REQUEST:
Copy each entry as it stands, leaving nothing out.

[Data records]
= = = =
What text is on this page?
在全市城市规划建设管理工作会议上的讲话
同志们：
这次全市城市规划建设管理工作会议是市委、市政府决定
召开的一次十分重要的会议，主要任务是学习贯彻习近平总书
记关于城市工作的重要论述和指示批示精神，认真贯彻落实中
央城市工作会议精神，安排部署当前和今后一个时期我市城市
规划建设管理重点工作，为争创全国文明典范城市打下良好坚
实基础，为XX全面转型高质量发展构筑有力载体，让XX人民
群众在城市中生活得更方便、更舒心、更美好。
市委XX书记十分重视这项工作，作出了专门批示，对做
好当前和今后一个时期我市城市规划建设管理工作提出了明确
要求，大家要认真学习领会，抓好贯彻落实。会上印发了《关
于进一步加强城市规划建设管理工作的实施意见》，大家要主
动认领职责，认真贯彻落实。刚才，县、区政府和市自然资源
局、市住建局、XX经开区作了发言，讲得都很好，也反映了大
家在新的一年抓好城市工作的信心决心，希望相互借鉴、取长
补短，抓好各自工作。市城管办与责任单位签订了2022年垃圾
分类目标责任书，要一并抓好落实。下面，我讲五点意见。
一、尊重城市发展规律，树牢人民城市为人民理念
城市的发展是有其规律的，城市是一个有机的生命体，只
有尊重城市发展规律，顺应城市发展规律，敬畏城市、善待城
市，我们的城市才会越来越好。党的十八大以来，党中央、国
= = = =
SOLUTION FOR THIS PROBLEM:
What text is on this page?
在全市城市规划建设管理工作会议上的讲话
同志们：
这次全市城市规划建设管理工作会议是市委、市政府决定
召开的一次十分重要的会议，主要任务是学习贯彻习近平总书
记关于城市工作的重要论述和指示批示精神，认真贯彻落实中
央城市工作会议精神，安排部署当前和今后一个时期我市城市
规划建设管理重点工作，为争创全国文明典范城市打下良好坚
实基础，为XX全面转型高质量发展构筑有力载体，让XX人民
群众在城市中生活得更方便、更舒心、更美好。
市委XX书记十分重视这项工作，作出了专门批示，对做
好当前和今后一个时期我市城市规划建设管理工作提出了明确
要求，大家要认真学习领会，抓好贯彻落实。会上印发了《关
于进一步加强城市规划建设管理工作的实施意见》，大家要主
动认领职责，认真贯彻落实。刚才，县、区政府和市自然资源
局、市住建局、XX经开区作了发言，讲得都很好，也反映了大
家在新的一年抓好城市工作的信心决心，希望相互借鉴、取长
补短，抓好各自工作。市城管办与责任单位签订了2022年垃圾
分类目标责任书，要一并抓好落实。下面，我讲五点意见。
一、尊重城市发展规律，树牢人民城市为人民理念
城市的发展是有其规律的，城市是一个有机的生命体，只
有尊重城市发展规律，顺应城市发展规律，敬畏城市、善待城
市，我们的城市才会越来越好。党的十八大以来，党中央、国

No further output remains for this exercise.